◆ **PROBLEM**
Exact repetition of every entry is required.

◆ **THE INPUT**
_ _ _ _ _

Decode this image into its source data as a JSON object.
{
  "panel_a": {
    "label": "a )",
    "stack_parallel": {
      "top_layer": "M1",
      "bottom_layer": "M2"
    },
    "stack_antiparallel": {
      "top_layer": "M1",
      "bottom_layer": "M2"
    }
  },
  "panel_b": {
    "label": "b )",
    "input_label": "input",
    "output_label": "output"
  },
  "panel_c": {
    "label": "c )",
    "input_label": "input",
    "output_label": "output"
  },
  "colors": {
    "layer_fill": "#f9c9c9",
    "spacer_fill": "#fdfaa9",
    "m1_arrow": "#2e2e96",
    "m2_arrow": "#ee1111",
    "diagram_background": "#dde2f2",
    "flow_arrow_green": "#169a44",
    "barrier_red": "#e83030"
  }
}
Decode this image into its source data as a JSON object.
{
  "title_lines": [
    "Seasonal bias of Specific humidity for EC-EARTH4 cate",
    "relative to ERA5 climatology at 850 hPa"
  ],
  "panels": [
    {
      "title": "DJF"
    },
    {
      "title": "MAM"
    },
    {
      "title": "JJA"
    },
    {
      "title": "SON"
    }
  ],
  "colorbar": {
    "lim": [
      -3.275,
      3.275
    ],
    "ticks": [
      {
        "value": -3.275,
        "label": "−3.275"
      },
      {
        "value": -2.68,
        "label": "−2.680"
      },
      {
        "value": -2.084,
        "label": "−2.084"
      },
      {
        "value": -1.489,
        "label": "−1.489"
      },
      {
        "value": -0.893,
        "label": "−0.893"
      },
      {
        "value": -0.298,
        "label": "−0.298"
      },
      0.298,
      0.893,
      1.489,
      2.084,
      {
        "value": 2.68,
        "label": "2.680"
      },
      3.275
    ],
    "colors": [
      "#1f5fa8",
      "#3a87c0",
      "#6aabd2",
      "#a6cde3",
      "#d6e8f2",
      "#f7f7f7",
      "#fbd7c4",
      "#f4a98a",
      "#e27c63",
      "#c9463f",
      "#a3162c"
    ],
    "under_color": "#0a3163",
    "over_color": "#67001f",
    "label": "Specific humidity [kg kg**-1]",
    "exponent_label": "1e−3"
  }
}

_ _ _ _ _

◆ **SOLUTION**
Decode this image into its source data as a JSON object.
{
  "panel_a": {
    "label": "a )",
    "stack_parallel": {
      "top_layer": "M1",
      "bottom_layer": "M2"
    },
    "stack_antiparallel": {
      "top_layer": "M1",
      "bottom_layer": "M2"
    }
  },
  "panel_b": {
    "label": "b )",
    "input_label": "input",
    "output_label": "output"
  },
  "panel_c": {
    "label": "c )",
    "input_label": "input",
    "output_label": "output"
  },
  "colors": {
    "layer_fill": "#f9c9c9",
    "spacer_fill": "#fdfaa9",
    "m1_arrow": "#2e2e96",
    "m2_arrow": "#ee1111",
    "diagram_background": "#dde2f2",
    "flow_arrow_green": "#169a44",
    "barrier_red": "#e83030"
  }
}
Decode this image into its source data as a JSON object.
{
  "title_lines": [
    "Seasonal bias of Specific humidity for EC-EARTH4 cate",
    "relative to ERA5 climatology at 850 hPa"
  ],
  "panels": [
    {
      "title": "DJF"
    },
    {
      "title": "MAM"
    },
    {
      "title": "JJA"
    },
    {
      "title": "SON"
    }
  ],
  "colorbar": {
    "lim": [
      -3.275,
      3.275
    ],
    "ticks": [
      {
        "value": -3.275,
        "label": "−3.275"
      },
      {
        "value": -2.68,
        "label": "−2.680"
      },
      {
        "value": -2.084,
        "label": "−2.084"
      },
      {
        "value": -1.489,
        "label": "−1.489"
      },
      {
        "value": -0.893,
        "label": "−0.893"
      },
      {
        "value": -0.298,
        "label": "−0.298"
      },
      0.298,
      0.893,
      1.489,
      2.084,
      {
        "value": 2.68,
        "label": "2.680"
      },
      3.275
    ],
    "colors": [
      "#1f5fa8",
      "#3a87c0",
      "#6aabd2",
      "#a6cde3",
      "#d6e8f2",
      "#f7f7f7",
      "#fbd7c4",
      "#f4a98a",
      "#e27c63",
      "#c9463f",
      "#a3162c"
    ],
    "under_color": "#0a3163",
    "over_color": "#67001f",
    "label": "Specific humidity [kg kg**-1]",
    "exponent_label": "1e−3"
  }
}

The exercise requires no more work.